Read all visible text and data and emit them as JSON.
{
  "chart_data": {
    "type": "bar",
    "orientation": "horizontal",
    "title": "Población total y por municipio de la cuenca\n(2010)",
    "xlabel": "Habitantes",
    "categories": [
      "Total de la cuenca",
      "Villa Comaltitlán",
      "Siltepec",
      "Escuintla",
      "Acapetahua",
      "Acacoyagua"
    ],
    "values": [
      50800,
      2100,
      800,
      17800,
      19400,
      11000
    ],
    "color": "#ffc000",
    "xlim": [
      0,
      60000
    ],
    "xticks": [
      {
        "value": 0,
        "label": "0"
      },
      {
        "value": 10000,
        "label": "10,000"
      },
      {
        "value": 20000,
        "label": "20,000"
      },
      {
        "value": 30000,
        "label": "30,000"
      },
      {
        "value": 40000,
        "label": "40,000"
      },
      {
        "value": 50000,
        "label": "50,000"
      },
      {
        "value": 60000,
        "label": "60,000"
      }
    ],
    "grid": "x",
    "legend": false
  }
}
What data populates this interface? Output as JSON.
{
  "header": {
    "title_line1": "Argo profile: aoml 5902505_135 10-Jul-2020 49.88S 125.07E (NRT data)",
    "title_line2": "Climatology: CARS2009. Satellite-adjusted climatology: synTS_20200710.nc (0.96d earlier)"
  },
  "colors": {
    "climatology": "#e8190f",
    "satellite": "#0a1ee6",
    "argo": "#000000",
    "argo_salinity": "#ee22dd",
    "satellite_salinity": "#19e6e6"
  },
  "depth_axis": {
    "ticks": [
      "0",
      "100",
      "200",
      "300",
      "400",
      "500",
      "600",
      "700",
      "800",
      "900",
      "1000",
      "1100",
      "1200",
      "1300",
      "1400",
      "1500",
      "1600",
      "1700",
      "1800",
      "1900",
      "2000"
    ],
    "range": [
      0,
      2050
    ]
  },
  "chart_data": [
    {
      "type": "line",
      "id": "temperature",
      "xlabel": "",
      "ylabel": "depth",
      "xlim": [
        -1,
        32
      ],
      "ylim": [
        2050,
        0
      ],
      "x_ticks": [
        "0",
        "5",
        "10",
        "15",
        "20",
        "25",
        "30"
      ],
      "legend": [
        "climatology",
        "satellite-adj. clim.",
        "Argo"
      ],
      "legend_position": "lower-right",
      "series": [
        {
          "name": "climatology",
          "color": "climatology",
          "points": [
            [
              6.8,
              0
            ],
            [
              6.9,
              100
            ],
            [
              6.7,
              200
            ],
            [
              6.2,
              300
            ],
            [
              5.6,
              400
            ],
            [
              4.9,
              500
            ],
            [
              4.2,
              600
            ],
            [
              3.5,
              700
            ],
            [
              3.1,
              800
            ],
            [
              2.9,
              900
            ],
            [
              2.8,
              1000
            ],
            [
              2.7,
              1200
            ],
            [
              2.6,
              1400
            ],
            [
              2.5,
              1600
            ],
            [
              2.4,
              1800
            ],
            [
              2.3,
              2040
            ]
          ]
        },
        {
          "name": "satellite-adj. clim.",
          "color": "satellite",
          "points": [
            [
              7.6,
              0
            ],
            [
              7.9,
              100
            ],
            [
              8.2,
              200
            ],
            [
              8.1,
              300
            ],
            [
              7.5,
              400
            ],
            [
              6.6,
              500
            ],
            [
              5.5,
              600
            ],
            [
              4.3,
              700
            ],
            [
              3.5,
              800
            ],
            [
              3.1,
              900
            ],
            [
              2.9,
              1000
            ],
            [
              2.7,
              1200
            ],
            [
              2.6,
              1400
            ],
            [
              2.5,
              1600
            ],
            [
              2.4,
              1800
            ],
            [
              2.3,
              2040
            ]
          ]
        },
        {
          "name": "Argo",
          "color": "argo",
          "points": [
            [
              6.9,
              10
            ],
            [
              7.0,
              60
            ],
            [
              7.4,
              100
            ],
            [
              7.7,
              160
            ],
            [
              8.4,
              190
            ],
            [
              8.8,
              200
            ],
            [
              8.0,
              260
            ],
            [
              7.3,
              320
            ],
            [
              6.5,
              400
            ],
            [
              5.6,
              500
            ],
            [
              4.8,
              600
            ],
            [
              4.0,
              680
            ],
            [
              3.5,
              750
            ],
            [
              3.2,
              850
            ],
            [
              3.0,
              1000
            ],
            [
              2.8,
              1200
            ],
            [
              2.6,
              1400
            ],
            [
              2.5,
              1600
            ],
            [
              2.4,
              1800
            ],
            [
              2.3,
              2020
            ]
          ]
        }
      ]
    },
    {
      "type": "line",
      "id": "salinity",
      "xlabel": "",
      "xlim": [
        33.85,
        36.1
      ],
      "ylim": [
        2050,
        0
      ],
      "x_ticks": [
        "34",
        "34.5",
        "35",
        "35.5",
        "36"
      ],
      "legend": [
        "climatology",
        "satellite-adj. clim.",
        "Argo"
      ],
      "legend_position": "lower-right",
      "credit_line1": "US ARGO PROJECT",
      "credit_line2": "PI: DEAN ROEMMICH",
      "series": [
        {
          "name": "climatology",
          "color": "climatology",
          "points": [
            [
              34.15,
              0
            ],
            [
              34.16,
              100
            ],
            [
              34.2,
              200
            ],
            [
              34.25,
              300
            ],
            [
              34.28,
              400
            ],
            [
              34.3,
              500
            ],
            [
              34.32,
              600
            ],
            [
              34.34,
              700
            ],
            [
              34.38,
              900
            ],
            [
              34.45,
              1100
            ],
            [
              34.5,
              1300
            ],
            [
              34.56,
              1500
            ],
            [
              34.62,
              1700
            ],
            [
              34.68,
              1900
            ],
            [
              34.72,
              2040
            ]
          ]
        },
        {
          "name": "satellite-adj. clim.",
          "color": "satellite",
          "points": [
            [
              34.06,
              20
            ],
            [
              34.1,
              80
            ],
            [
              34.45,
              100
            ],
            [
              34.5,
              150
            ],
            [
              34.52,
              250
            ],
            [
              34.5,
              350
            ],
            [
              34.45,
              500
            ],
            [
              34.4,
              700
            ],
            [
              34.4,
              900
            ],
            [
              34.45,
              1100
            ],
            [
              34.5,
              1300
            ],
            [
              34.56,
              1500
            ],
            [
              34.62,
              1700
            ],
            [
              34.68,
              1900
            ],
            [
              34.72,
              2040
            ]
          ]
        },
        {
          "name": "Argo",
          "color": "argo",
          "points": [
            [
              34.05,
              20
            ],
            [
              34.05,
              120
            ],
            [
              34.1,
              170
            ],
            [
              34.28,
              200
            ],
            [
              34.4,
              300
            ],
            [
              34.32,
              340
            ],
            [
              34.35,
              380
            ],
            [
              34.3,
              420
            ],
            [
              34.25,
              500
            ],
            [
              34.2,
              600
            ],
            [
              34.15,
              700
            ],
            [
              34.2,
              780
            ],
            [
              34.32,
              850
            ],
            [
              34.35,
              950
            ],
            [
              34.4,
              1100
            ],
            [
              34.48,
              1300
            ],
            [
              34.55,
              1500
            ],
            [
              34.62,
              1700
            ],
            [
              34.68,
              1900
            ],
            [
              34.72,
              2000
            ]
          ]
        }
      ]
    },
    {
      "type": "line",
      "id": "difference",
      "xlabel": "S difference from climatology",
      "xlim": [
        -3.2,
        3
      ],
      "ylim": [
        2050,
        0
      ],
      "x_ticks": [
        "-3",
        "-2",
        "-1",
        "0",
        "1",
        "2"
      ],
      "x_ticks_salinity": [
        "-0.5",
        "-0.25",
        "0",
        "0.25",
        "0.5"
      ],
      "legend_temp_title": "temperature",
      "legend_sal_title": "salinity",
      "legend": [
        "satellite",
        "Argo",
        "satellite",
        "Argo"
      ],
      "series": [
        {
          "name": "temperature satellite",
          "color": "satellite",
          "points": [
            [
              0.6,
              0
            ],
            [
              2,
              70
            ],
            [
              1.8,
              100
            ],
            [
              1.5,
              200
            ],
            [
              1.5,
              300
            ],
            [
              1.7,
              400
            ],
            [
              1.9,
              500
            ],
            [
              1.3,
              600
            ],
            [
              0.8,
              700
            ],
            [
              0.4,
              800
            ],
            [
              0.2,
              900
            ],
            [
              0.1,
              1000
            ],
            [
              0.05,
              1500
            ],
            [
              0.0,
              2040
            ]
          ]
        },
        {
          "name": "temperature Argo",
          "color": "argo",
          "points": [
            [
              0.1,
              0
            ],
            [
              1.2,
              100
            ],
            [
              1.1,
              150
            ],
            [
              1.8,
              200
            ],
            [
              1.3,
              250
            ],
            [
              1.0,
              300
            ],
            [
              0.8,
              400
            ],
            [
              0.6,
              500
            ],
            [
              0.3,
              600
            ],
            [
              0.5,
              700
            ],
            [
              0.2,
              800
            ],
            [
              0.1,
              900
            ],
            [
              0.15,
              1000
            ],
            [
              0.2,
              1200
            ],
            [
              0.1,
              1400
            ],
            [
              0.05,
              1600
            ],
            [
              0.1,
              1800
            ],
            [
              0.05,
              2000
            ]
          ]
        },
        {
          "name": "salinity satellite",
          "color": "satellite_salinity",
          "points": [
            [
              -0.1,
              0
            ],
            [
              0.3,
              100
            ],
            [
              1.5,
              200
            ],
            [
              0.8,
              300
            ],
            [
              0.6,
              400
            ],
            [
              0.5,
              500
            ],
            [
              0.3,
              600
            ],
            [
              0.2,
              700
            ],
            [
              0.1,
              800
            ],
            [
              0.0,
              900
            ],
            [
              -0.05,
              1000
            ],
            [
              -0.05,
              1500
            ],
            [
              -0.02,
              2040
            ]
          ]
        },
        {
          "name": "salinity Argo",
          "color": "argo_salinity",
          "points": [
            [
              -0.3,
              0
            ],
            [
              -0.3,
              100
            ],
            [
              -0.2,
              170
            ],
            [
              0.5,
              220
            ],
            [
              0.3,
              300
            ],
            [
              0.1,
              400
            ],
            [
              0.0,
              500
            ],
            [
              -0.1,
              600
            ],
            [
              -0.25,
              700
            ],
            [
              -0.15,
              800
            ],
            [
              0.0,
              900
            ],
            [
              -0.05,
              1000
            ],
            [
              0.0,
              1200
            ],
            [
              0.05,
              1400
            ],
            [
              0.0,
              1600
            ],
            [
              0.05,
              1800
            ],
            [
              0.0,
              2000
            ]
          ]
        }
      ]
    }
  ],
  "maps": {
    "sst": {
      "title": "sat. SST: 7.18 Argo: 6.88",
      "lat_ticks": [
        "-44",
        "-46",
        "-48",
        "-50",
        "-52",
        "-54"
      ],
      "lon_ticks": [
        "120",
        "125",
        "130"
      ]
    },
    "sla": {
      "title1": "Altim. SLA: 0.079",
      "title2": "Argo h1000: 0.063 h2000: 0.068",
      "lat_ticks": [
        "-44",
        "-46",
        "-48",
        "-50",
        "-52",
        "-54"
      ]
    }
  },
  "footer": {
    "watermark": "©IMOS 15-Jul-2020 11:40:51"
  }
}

Goal of the exercise: Extract from the material all lines containing the string "difference".

Task solution:
      "id": "difference",
      "xlabel": "S difference from climatology",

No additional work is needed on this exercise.